**SHORT PROBLEM:**
Retype all the records with nothing changed.

───

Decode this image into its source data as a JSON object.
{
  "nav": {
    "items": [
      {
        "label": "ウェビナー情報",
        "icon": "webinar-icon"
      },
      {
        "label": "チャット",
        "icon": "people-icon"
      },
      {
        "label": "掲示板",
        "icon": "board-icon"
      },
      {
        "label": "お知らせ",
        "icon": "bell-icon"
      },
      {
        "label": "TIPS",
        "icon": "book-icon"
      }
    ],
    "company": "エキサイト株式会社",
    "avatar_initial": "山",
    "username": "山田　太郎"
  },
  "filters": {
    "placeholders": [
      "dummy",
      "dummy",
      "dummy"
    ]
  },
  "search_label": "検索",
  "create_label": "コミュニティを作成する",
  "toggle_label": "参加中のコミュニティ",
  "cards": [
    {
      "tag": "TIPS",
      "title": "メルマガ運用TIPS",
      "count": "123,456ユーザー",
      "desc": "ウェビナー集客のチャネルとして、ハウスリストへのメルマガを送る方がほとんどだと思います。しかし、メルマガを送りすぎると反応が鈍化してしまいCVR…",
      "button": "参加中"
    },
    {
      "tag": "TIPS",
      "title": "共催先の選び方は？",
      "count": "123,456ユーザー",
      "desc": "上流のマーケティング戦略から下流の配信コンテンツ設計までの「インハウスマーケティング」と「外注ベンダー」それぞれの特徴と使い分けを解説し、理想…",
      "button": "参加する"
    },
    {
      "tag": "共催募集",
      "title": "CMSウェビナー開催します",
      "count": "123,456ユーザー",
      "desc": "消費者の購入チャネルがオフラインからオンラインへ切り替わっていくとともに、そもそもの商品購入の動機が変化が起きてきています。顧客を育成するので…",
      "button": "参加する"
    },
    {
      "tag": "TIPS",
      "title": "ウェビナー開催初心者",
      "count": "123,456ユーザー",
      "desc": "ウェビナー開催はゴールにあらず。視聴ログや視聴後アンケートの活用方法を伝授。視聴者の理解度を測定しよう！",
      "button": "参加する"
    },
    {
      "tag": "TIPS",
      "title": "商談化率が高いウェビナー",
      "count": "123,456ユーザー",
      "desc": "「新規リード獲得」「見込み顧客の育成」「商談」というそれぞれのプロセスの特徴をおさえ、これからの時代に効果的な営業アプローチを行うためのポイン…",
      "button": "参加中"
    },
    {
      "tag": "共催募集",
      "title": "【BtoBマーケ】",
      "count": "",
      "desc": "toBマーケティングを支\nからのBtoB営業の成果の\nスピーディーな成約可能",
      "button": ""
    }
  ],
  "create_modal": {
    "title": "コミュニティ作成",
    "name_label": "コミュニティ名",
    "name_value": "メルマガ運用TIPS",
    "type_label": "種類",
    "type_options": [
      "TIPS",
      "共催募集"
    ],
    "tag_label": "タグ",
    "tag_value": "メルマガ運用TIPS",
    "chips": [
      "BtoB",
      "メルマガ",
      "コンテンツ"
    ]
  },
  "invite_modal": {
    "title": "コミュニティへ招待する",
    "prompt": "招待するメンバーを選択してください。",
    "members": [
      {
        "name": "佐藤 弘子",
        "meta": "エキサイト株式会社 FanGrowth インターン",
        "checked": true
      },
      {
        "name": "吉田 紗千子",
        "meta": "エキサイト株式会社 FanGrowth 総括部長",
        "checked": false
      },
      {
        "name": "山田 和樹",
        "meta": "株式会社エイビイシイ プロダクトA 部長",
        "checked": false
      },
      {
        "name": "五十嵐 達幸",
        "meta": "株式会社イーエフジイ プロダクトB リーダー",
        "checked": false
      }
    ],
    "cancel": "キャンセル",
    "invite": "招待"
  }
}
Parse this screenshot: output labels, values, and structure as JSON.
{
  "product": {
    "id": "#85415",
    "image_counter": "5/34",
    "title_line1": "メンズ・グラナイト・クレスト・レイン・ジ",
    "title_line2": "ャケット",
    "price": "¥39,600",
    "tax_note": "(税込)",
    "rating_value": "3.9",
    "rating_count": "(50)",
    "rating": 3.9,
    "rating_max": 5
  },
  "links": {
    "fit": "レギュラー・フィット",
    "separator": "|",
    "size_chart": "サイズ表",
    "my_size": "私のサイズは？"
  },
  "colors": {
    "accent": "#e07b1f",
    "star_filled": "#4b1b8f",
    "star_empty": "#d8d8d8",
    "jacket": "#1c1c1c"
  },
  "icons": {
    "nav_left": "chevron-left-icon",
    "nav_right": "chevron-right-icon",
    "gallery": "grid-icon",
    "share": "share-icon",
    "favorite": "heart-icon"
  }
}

───

**EXERCISE OUTPUT:**
Decode this image into its source data as a JSON object.
{
  "nav": {
    "items": [
      {
        "label": "ウェビナー情報",
        "icon": "webinar-icon"
      },
      {
        "label": "チャット",
        "icon": "people-icon"
      },
      {
        "label": "掲示板",
        "icon": "board-icon"
      },
      {
        "label": "お知らせ",
        "icon": "bell-icon"
      },
      {
        "label": "TIPS",
        "icon": "book-icon"
      }
    ],
    "company": "エキサイト株式会社",
    "avatar_initial": "山",
    "username": "山田　太郎"
  },
  "filters": {
    "placeholders": [
      "dummy",
      "dummy",
      "dummy"
    ]
  },
  "search_label": "検索",
  "create_label": "コミュニティを作成する",
  "toggle_label": "参加中のコミュニティ",
  "cards": [
    {
      "tag": "TIPS",
      "title": "メルマガ運用TIPS",
      "count": "123,456ユーザー",
      "desc": "ウェビナー集客のチャネルとして、ハウスリストへのメルマガを送る方がほとんどだと思います。しかし、メルマガを送りすぎると反応が鈍化してしまいCVR…",
      "button": "参加中"
    },
    {
      "tag": "TIPS",
      "title": "共催先の選び方は？",
      "count": "123,456ユーザー",
      "desc": "上流のマーケティング戦略から下流の配信コンテンツ設計までの「インハウスマーケティング」と「外注ベンダー」それぞれの特徴と使い分けを解説し、理想…",
      "button": "参加する"
    },
    {
      "tag": "共催募集",
      "title": "CMSウェビナー開催します",
      "count": "123,456ユーザー",
      "desc": "消費者の購入チャネルがオフラインからオンラインへ切り替わっていくとともに、そもそもの商品購入の動機が変化が起きてきています。顧客を育成するので…",
      "button": "参加する"
    },
    {
      "tag": "TIPS",
      "title": "ウェビナー開催初心者",
      "count": "123,456ユーザー",
      "desc": "ウェビナー開催はゴールにあらず。視聴ログや視聴後アンケートの活用方法を伝授。視聴者の理解度を測定しよう！",
      "button": "参加する"
    },
    {
      "tag": "TIPS",
      "title": "商談化率が高いウェビナー",
      "count": "123,456ユーザー",
      "desc": "「新規リード獲得」「見込み顧客の育成」「商談」というそれぞれのプロセスの特徴をおさえ、これからの時代に効果的な営業アプローチを行うためのポイン…",
      "button": "参加中"
    },
    {
      "tag": "共催募集",
      "title": "【BtoBマーケ】",
      "count": "",
      "desc": "toBマーケティングを支\nからのBtoB営業の成果の\nスピーディーな成約可能",
      "button": ""
    }
  ],
  "create_modal": {
    "title": "コミュニティ作成",
    "name_label": "コミュニティ名",
    "name_value": "メルマガ運用TIPS",
    "type_label": "種類",
    "type_options": [
      "TIPS",
      "共催募集"
    ],
    "tag_label": "タグ",
    "tag_value": "メルマガ運用TIPS",
    "chips": [
      "BtoB",
      "メルマガ",
      "コンテンツ"
    ]
  },
  "invite_modal": {
    "title": "コミュニティへ招待する",
    "prompt": "招待するメンバーを選択してください。",
    "members": [
      {
        "name": "佐藤 弘子",
        "meta": "エキサイト株式会社 FanGrowth インターン",
        "checked": true
      },
      {
        "name": "吉田 紗千子",
        "meta": "エキサイト株式会社 FanGrowth 総括部長",
        "checked": false
      },
      {
        "name": "山田 和樹",
        "meta": "株式会社エイビイシイ プロダクトA 部長",
        "checked": false
      },
      {
        "name": "五十嵐 達幸",
        "meta": "株式会社イーエフジイ プロダクトB リーダー",
        "checked": false
      }
    ],
    "cancel": "キャンセル",
    "invite": "招待"
  }
}
Parse this screenshot: output labels, values, and structure as JSON.
{
  "product": {
    "id": "#85415",
    "image_counter": "5/34",
    "title_line1": "メンズ・グラナイト・クレスト・レイン・ジ",
    "title_line2": "ャケット",
    "price": "¥39,600",
    "tax_note": "(税込)",
    "rating_value": "3.9",
    "rating_count": "(50)",
    "rating": 3.9,
    "rating_max": 5
  },
  "links": {
    "fit": "レギュラー・フィット",
    "separator": "|",
    "size_chart": "サイズ表",
    "my_size": "私のサイズは？"
  },
  "colors": {
    "accent": "#e07b1f",
    "star_filled": "#4b1b8f",
    "star_empty": "#d8d8d8",
    "jacket": "#1c1c1c"
  },
  "icons": {
    "nav_left": "chevron-left-icon",
    "nav_right": "chevron-right-icon",
    "gallery": "grid-icon",
    "share": "share-icon",
    "favorite": "heart-icon"
  }
}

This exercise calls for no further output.